▸ **Exercise aim**
Restate every entry word for word.

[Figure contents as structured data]
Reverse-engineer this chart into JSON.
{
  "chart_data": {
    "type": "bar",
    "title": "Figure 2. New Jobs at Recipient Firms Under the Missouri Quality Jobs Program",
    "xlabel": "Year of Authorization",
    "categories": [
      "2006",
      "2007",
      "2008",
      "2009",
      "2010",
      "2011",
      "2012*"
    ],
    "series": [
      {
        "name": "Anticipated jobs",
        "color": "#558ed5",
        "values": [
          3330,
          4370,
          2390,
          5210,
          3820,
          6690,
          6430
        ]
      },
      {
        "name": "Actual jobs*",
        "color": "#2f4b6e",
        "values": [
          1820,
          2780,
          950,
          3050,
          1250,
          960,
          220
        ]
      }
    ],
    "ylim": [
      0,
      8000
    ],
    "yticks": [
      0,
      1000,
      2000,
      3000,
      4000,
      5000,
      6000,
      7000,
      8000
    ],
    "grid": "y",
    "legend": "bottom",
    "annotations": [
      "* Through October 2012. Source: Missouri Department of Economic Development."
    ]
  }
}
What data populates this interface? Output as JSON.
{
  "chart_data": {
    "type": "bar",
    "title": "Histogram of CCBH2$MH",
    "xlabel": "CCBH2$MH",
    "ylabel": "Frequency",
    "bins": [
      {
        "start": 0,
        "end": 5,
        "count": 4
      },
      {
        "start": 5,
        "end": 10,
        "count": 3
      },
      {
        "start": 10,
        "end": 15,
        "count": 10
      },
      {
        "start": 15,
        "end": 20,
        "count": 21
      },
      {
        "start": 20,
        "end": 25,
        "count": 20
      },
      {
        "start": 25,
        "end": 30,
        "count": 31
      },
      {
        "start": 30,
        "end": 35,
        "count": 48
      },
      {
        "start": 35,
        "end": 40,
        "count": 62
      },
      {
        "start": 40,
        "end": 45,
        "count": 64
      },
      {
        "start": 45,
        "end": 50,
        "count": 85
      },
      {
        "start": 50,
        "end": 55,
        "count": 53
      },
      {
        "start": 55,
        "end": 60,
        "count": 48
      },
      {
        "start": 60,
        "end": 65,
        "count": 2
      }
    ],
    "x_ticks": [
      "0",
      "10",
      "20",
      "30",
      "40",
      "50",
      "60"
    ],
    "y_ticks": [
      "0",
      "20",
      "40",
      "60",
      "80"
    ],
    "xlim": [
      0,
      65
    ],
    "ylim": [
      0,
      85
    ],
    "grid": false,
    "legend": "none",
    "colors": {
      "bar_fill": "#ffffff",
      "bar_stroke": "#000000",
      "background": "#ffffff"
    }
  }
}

▸ **The solution**
Reverse-engineer this chart into JSON.
{
  "chart_data": {
    "type": "bar",
    "title": "Figure 2. New Jobs at Recipient Firms Under the Missouri Quality Jobs Program",
    "xlabel": "Year of Authorization",
    "categories": [
      "2006",
      "2007",
      "2008",
      "2009",
      "2010",
      "2011",
      "2012*"
    ],
    "series": [
      {
        "name": "Anticipated jobs",
        "color": "#558ed5",
        "values": [
          3330,
          4370,
          2390,
          5210,
          3820,
          6690,
          6430
        ]
      },
      {
        "name": "Actual jobs*",
        "color": "#2f4b6e",
        "values": [
          1820,
          2780,
          950,
          3050,
          1250,
          960,
          220
        ]
      }
    ],
    "ylim": [
      0,
      8000
    ],
    "yticks": [
      0,
      1000,
      2000,
      3000,
      4000,
      5000,
      6000,
      7000,
      8000
    ],
    "grid": "y",
    "legend": "bottom",
    "annotations": [
      "* Through October 2012. Source: Missouri Department of Economic Development."
    ]
  }
}
What data populates this interface? Output as JSON.
{
  "chart_data": {
    "type": "bar",
    "title": "Histogram of CCBH2$MH",
    "xlabel": "CCBH2$MH",
    "ylabel": "Frequency",
    "bins": [
      {
        "start": 0,
        "end": 5,
        "count": 4
      },
      {
        "start": 5,
        "end": 10,
        "count": 3
      },
      {
        "start": 10,
        "end": 15,
        "count": 10
      },
      {
        "start": 15,
        "end": 20,
        "count": 21
      },
      {
        "start": 20,
        "end": 25,
        "count": 20
      },
      {
        "start": 25,
        "end": 30,
        "count": 31
      },
      {
        "start": 30,
        "end": 35,
        "count": 48
      },
      {
        "start": 35,
        "end": 40,
        "count": 62
      },
      {
        "start": 40,
        "end": 45,
        "count": 64
      },
      {
        "start": 45,
        "end": 50,
        "count": 85
      },
      {
        "start": 50,
        "end": 55,
        "count": 53
      },
      {
        "start": 55,
        "end": 60,
        "count": 48
      },
      {
        "start": 60,
        "end": 65,
        "count": 2
      }
    ],
    "x_ticks": [
      "0",
      "10",
      "20",
      "30",
      "40",
      "50",
      "60"
    ],
    "y_ticks": [
      "0",
      "20",
      "40",
      "60",
      "80"
    ],
    "xlim": [
      0,
      65
    ],
    "ylim": [
      0,
      85
    ],
    "grid": false,
    "legend": "none",
    "colors": {
      "bar_fill": "#ffffff",
      "bar_stroke": "#000000",
      "background": "#ffffff"
    }
  }
}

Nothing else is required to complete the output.